▶ [TASK BRIEF]:
Identify and copy all lines of the material where the string "доступности" is found.

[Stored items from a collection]
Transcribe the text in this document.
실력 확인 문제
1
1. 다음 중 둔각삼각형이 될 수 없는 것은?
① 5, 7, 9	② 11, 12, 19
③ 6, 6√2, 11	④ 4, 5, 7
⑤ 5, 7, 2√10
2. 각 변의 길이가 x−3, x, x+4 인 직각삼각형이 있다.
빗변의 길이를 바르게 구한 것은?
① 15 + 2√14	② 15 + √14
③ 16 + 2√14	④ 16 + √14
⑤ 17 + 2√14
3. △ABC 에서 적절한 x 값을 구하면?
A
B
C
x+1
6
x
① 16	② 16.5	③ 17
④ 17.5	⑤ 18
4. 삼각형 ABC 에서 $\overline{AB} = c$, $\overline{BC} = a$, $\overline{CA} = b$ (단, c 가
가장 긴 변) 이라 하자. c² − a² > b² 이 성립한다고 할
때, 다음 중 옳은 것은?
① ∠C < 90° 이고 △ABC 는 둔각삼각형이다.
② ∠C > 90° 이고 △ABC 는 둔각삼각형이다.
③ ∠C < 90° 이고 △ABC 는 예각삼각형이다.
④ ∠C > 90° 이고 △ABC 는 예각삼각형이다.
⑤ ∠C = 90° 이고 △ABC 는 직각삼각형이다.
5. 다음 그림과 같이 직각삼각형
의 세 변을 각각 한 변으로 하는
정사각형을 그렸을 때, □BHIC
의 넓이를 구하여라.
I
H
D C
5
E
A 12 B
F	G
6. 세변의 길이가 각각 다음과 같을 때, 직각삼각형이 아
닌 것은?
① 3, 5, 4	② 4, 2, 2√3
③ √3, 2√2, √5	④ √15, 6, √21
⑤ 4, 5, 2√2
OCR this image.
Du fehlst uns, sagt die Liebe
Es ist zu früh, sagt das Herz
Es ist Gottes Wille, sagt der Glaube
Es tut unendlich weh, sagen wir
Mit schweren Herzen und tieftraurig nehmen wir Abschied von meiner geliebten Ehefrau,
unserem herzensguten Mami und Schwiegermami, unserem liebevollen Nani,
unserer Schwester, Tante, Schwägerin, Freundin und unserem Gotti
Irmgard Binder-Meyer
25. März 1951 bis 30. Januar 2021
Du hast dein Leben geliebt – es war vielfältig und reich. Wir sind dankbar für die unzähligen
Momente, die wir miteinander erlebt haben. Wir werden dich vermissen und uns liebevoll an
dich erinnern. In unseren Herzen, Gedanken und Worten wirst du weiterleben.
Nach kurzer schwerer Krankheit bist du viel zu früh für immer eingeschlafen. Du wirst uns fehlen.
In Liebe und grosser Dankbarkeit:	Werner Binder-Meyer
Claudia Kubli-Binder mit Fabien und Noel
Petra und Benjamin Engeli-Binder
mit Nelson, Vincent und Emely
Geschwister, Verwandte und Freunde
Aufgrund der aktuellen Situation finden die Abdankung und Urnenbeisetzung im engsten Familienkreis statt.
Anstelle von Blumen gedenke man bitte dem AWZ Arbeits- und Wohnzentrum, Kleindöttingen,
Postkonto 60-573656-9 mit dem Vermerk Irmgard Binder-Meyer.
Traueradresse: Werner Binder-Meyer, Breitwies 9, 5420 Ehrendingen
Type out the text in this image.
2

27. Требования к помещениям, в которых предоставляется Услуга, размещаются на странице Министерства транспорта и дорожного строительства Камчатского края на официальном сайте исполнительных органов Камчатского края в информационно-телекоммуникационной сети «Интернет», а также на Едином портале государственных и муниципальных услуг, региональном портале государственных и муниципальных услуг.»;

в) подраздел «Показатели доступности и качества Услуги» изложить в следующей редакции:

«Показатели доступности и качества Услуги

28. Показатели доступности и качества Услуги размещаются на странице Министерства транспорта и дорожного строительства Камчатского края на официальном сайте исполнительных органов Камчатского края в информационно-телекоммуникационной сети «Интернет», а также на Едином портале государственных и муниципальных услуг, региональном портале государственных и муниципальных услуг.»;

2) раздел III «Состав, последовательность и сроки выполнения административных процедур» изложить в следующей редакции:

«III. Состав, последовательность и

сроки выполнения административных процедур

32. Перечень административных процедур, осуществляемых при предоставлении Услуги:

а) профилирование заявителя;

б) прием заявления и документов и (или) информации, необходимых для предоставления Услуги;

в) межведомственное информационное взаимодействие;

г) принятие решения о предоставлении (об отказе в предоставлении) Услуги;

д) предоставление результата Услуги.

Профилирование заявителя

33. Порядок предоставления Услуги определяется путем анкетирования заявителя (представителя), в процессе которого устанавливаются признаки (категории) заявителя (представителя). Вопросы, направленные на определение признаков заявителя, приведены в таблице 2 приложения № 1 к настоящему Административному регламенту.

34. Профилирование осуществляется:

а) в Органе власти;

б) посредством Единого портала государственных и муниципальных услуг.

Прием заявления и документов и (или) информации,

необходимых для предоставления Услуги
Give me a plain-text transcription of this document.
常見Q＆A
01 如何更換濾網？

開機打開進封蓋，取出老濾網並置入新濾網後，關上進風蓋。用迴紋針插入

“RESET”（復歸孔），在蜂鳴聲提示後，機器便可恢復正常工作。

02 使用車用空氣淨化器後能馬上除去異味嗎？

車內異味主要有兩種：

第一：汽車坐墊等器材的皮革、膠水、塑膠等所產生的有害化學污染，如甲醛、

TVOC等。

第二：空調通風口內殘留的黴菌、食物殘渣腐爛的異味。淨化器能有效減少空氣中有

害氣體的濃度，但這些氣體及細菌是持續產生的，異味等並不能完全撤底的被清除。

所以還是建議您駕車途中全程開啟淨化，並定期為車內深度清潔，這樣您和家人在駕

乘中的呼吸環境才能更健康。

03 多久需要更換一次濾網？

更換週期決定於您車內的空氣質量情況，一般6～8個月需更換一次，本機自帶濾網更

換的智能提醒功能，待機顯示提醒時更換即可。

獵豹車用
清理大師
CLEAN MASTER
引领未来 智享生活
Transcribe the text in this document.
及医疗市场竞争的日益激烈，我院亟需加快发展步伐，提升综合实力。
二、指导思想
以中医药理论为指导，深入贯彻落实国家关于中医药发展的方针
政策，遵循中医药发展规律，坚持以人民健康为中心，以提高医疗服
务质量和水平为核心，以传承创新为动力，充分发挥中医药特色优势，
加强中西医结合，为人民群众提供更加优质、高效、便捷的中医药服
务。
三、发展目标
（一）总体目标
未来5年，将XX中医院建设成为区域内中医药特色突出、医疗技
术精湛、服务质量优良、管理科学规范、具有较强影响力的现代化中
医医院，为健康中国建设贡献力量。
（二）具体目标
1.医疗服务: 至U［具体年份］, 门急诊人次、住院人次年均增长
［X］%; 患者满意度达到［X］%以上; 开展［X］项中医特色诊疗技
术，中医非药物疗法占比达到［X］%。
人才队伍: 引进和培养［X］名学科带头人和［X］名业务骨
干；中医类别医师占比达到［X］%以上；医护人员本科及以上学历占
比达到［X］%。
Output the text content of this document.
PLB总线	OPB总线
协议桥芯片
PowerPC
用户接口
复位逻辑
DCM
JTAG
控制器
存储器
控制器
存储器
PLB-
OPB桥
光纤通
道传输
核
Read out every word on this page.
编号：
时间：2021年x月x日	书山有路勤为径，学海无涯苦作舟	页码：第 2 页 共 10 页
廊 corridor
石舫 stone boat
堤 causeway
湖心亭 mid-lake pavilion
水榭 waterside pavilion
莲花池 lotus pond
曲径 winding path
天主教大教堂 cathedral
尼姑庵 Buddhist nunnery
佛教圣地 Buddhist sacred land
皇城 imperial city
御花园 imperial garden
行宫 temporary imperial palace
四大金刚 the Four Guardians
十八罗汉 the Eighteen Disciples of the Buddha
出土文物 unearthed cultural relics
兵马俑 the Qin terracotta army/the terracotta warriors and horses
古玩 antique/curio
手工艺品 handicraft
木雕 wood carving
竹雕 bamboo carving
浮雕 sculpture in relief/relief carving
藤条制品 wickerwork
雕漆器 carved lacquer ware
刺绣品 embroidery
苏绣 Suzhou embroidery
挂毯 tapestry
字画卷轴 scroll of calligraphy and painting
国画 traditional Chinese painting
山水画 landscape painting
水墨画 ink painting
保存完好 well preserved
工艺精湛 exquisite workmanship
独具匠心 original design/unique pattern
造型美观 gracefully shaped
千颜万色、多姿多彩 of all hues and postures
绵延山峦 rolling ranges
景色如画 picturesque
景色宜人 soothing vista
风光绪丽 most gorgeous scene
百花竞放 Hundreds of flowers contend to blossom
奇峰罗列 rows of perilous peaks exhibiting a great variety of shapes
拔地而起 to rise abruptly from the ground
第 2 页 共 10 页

▶ [EXPECTED ANSWER]:
в) подраздел «Показатели доступности и качества Услуги» изложить в следующей редакции:
«Показатели доступности и качества Услуги
28. Показатели доступности и качества Услуги размещаются на странице Министерства транспорта и дорожного строительства Камчатского края на официальном сайте исполнительных органов Камчатского края в информационно-телекоммуникационной сети «Интернет», а также на Едином портале государственных и муниципальных услуг, региональном портале государственных и муниципальных услуг.»;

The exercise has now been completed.